Extract all lines in the data that contain the word "JSON".

Records about charts and figures:

- - - - -

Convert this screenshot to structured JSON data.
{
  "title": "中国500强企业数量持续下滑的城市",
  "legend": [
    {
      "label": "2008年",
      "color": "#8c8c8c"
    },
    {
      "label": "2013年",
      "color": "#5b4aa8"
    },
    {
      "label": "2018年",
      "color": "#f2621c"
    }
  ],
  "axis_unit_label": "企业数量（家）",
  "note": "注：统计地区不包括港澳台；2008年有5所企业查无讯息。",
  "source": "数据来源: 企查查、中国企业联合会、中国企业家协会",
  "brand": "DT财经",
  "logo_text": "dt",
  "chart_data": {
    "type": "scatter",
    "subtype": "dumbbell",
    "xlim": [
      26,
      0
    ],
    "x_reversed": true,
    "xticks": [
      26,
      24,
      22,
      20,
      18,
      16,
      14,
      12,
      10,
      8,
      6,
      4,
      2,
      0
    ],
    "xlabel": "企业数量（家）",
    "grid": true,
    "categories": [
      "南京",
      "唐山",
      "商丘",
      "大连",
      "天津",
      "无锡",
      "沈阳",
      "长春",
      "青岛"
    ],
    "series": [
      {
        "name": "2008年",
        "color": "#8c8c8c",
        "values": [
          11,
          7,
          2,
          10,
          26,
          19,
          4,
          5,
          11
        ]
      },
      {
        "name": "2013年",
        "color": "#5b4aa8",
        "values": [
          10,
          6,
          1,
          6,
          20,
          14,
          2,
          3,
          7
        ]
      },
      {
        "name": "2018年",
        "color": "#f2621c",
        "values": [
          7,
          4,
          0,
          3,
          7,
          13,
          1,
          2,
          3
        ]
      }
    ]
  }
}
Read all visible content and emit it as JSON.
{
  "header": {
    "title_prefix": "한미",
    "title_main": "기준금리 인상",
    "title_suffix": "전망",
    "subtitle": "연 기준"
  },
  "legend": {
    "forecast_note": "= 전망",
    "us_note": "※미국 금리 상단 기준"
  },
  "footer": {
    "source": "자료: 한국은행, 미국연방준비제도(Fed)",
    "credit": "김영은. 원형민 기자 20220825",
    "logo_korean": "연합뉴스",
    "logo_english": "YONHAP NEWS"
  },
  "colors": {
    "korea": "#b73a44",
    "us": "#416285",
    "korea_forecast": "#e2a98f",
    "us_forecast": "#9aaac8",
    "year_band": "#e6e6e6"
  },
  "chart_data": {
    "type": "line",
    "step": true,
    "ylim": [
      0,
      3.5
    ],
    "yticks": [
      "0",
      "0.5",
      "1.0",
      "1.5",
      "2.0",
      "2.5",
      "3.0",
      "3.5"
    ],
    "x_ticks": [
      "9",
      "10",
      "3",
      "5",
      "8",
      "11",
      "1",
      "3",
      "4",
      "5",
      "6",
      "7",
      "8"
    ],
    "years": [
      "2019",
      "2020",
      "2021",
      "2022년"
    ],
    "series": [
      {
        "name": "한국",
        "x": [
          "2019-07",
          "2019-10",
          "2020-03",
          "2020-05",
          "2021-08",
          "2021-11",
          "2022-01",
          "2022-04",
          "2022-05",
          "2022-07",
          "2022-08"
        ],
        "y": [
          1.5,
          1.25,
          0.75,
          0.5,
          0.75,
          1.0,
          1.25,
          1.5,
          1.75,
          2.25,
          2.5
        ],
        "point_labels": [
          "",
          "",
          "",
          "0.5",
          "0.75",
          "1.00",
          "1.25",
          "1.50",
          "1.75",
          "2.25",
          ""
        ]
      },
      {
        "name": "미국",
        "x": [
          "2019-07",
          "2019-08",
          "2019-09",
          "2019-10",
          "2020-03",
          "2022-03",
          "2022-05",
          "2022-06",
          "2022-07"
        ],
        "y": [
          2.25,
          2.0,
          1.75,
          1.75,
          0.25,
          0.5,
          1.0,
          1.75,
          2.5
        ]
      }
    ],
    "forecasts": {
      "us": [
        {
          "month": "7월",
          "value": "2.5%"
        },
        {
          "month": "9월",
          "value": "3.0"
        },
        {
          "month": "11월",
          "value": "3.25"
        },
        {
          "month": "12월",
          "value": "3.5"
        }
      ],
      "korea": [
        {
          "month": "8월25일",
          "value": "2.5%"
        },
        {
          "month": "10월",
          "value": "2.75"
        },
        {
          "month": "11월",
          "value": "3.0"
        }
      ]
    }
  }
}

- - - - -

# [Problem solution]
Convert this screenshot to structured JSON data.
Read all visible content and emit it as JSON.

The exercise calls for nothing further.